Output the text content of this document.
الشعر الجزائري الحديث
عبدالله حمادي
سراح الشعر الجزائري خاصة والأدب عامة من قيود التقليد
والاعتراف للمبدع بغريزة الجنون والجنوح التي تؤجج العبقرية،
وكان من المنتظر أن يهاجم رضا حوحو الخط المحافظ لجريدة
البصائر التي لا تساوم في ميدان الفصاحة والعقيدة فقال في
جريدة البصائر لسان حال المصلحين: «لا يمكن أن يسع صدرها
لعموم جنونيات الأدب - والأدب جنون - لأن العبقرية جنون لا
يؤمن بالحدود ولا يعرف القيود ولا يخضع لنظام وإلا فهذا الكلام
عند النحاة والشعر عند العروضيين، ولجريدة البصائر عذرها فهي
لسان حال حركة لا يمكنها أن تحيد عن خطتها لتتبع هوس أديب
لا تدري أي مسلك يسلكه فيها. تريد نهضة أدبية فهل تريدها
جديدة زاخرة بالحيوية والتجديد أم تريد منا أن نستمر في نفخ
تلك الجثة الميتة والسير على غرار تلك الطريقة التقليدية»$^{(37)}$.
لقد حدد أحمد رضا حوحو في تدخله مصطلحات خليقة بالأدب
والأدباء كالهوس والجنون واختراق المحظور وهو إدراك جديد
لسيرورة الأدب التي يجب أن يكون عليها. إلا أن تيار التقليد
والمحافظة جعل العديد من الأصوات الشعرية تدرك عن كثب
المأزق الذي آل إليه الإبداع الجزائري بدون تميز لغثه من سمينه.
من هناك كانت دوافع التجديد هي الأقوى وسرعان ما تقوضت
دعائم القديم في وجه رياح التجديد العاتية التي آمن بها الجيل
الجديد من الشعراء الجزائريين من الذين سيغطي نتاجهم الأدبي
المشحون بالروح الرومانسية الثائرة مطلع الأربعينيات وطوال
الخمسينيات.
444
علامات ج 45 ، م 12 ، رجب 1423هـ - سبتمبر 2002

• • • • • • •

**EXERCISE OBJECTIVE**
Recite the full listing above exactly.

**ANSWER FOR THIS EXERCISE**
Output the text content of this document.
الشعر الجزائري الحديث
عبدالله حمادي
سراح الشعر الجزائري خاصة والأدب عامة من قيود التقليد
والاعتراف للمبدع بغريزة الجنون والجنوح التي تؤجج العبقرية،
وكان من المنتظر أن يهاجم رضا حوحو الخط المحافظ لجريدة
البصائر التي لا تساوم في ميدان الفصاحة والعقيدة فقال في
جريدة البصائر لسان حال المصلحين: «لا يمكن أن يسع صدرها
لعموم جنونيات الأدب - والأدب جنون - لأن العبقرية جنون لا
يؤمن بالحدود ولا يعرف القيود ولا يخضع لنظام وإلا فهذا الكلام
عند النحاة والشعر عند العروضيين، ولجريدة البصائر عذرها فهي
لسان حال حركة لا يمكنها أن تحيد عن خطتها لتتبع هوس أديب
لا تدري أي مسلك يسلكه فيها. تريد نهضة أدبية فهل تريدها
جديدة زاخرة بالحيوية والتجديد أم تريد منا أن نستمر في نفخ
تلك الجثة الميتة والسير على غرار تلك الطريقة التقليدية»$^{(37)}$.
لقد حدد أحمد رضا حوحو في تدخله مصطلحات خليقة بالأدب
والأدباء كالهوس والجنون واختراق المحظور وهو إدراك جديد
لسيرورة الأدب التي يجب أن يكون عليها. إلا أن تيار التقليد
والمحافظة جعل العديد من الأصوات الشعرية تدرك عن كثب
المأزق الذي آل إليه الإبداع الجزائري بدون تميز لغثه من سمينه.
من هناك كانت دوافع التجديد هي الأقوى وسرعان ما تقوضت
دعائم القديم في وجه رياح التجديد العاتية التي آمن بها الجيل
الجديد من الشعراء الجزائريين من الذين سيغطي نتاجهم الأدبي
المشحون بالروح الرومانسية الثائرة مطلع الأربعينيات وطوال
الخمسينيات.
444
علامات ج 45 ، م 12 ، رجب 1423هـ - سبتمبر 2002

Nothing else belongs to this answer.